— Begin DATASET RECORDS —

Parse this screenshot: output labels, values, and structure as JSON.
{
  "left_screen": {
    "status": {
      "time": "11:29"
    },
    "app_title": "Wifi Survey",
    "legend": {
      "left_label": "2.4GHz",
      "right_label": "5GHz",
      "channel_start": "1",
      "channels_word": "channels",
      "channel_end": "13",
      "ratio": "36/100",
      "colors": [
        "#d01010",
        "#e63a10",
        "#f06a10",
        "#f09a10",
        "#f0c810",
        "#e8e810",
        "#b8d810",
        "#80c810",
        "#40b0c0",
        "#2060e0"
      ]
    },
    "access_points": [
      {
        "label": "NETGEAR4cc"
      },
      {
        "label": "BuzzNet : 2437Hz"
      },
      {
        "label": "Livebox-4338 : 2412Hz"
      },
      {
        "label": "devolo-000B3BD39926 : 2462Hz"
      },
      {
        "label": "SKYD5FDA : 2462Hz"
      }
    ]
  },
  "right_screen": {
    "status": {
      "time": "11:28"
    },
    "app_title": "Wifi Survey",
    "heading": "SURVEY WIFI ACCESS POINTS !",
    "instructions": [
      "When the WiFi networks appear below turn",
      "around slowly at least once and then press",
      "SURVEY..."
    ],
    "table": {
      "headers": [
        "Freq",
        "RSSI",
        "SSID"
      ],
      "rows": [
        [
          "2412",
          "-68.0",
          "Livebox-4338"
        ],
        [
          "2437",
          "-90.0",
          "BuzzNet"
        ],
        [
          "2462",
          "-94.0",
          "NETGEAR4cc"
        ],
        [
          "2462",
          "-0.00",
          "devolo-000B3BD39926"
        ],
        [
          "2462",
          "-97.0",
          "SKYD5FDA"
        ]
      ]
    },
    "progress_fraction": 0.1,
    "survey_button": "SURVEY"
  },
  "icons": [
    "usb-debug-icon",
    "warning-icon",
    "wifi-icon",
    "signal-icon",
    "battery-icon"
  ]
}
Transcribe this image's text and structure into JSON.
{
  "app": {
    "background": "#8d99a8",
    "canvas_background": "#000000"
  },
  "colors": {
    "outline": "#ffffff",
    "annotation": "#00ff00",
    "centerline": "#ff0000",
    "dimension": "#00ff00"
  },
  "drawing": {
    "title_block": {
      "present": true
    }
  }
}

— End DATASET RECORDS —

- TASK TO CARRY OUT: Take the data above and return it exactly.

- SOLUTION:
Parse this screenshot: output labels, values, and structure as JSON.
{
  "left_screen": {
    "status": {
      "time": "11:29"
    },
    "app_title": "Wifi Survey",
    "legend": {
      "left_label": "2.4GHz",
      "right_label": "5GHz",
      "channel_start": "1",
      "channels_word": "channels",
      "channel_end": "13",
      "ratio": "36/100",
      "colors": [
        "#d01010",
        "#e63a10",
        "#f06a10",
        "#f09a10",
        "#f0c810",
        "#e8e810",
        "#b8d810",
        "#80c810",
        "#40b0c0",
        "#2060e0"
      ]
    },
    "access_points": [
      {
        "label": "NETGEAR4cc"
      },
      {
        "label": "BuzzNet : 2437Hz"
      },
      {
        "label": "Livebox-4338 : 2412Hz"
      },
      {
        "label": "devolo-000B3BD39926 : 2462Hz"
      },
      {
        "label": "SKYD5FDA : 2462Hz"
      }
    ]
  },
  "right_screen": {
    "status": {
      "time": "11:28"
    },
    "app_title": "Wifi Survey",
    "heading": "SURVEY WIFI ACCESS POINTS !",
    "instructions": [
      "When the WiFi networks appear below turn",
      "around slowly at least once and then press",
      "SURVEY..."
    ],
    "table": {
      "headers": [
        "Freq",
        "RSSI",
        "SSID"
      ],
      "rows": [
        [
          "2412",
          "-68.0",
          "Livebox-4338"
        ],
        [
          "2437",
          "-90.0",
          "BuzzNet"
        ],
        [
          "2462",
          "-94.0",
          "NETGEAR4cc"
        ],
        [
          "2462",
          "-0.00",
          "devolo-000B3BD39926"
        ],
        [
          "2462",
          "-97.0",
          "SKYD5FDA"
        ]
      ]
    },
    "progress_fraction": 0.1,
    "survey_button": "SURVEY"
  },
  "icons": [
    "usb-debug-icon",
    "warning-icon",
    "wifi-icon",
    "signal-icon",
    "battery-icon"
  ]
}
Transcribe this image's text and structure into JSON.
{
  "app": {
    "background": "#8d99a8",
    "canvas_background": "#000000"
  },
  "colors": {
    "outline": "#ffffff",
    "annotation": "#00ff00",
    "centerline": "#ff0000",
    "dimension": "#00ff00"
  },
  "drawing": {
    "title_block": {
      "present": true
    }
  }
}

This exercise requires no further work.